TASK: Output the full listing below exactly as it reads, and skip anything that is a picture.

RECORDS SUPPLIED:

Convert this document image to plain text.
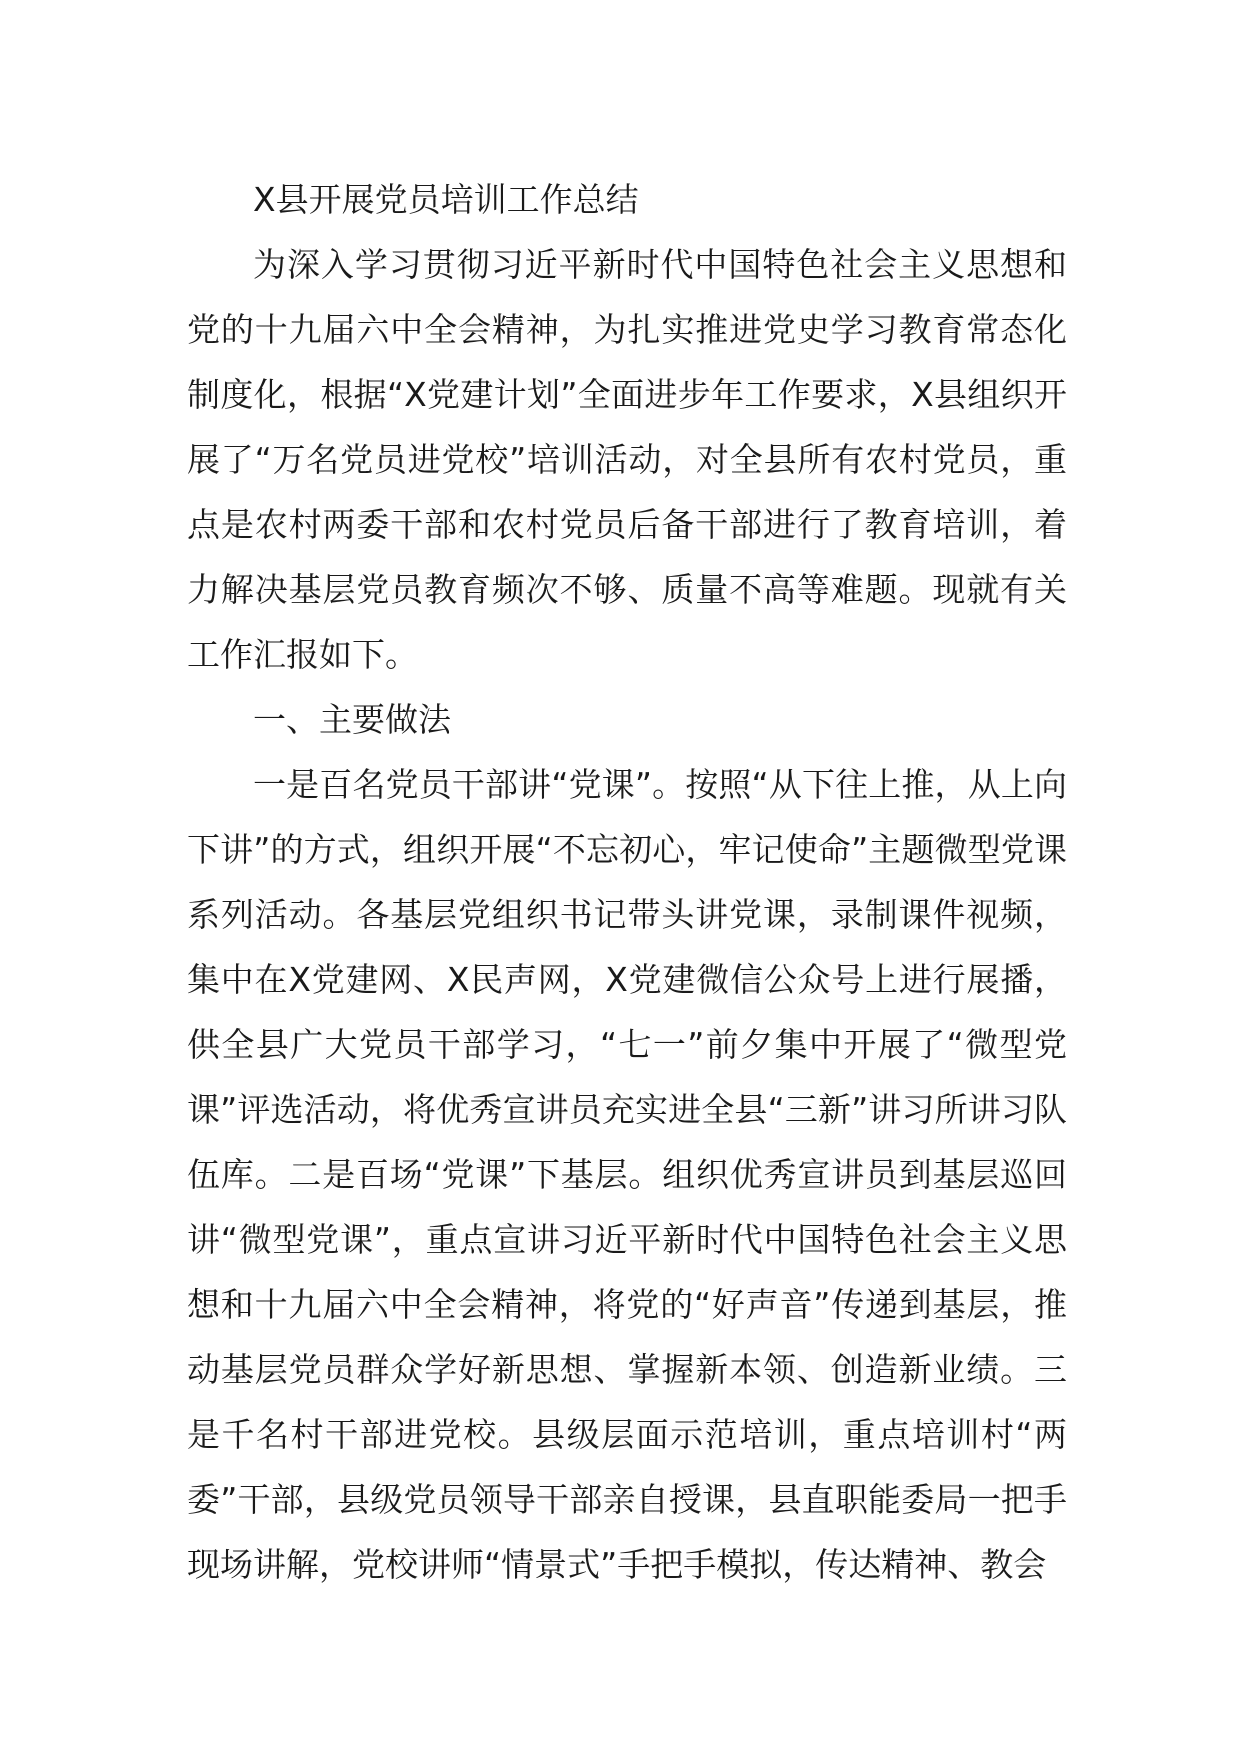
X县开展党员培训工作总结

为深入学习贯彻习近平新时代中国特色社会主义思想和党的十九届六中全会精神，为扎实推进党史学习教育常态化制度化，根据“X党建计划”全面进步年工作要求，X县组织开展了“万名党员进党校”培训活动，对全县所有农村党员，重点是农村两委干部和农村党员后备干部进行了教育培训，着力解决基层党员教育频次不够、质量不高等难题。现就有关工作汇报如下。

一、主要做法

一是百名党员干部讲“党课”。按照“从下往上推，从上向下讲”的方式，组织开展“不忘初心，牢记使命”主题微型党课系列活动。各基层党组织书记带头讲党课，录制课件视频，集中在X党建网、X民声网，X党建微信公众号上进行展播，供全县广大党员干部学习，“七一”前夕集中开展了“微型党课”评选活动，将优秀宣讲员充实进全县“三新”讲习所讲习队伍库。二是百场“党课”下基层。组织优秀宣讲员到基层巡回讲“微型党课”，重点宣讲习近平新时代中国特色社会主义思想和十九届六中全会精神，将党的“好声音”传递到基层，推动基层党员群众学好新思想、掌握新本领、创造新业绩。三是千名村干部进党校。县级层面示范培训，重点培训村“两委”干部，县级党员领导干部亲自授课，县直职能委局一把手现场讲解，党校讲师“情景式”手把手模拟，传达精神、教会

TASK RESULT:
Convert this document image to plain text.
X县开展党员培训工作总结

为深入学习贯彻习近平新时代中国特色社会主义思想和党的十九届六中全会精神，为扎实推进党史学习教育常态化制度化，根据“X党建计划”全面进步年工作要求，X县组织开展了“万名党员进党校”培训活动，对全县所有农村党员，重点是农村两委干部和农村党员后备干部进行了教育培训，着力解决基层党员教育频次不够、质量不高等难题。现就有关工作汇报如下。

一、主要做法

一是百名党员干部讲“党课”。按照“从下往上推，从上向下讲”的方式，组织开展“不忘初心，牢记使命”主题微型党课系列活动。各基层党组织书记带头讲党课，录制课件视频，集中在X党建网、X民声网，X党建微信公众号上进行展播，供全县广大党员干部学习，“七一”前夕集中开展了“微型党课”评选活动，将优秀宣讲员充实进全县“三新”讲习所讲习队伍库。二是百场“党课”下基层。组织优秀宣讲员到基层巡回讲“微型党课”，重点宣讲习近平新时代中国特色社会主义思想和十九届六中全会精神，将党的“好声音”传递到基层，推动基层党员群众学好新思想、掌握新本领、创造新业绩。三是千名村干部进党校。县级层面示范培训，重点培训村“两委”干部，县级党员领导干部亲自授课，县直职能委局一把手现场讲解，党校讲师“情景式”手把手模拟，传达精神、教会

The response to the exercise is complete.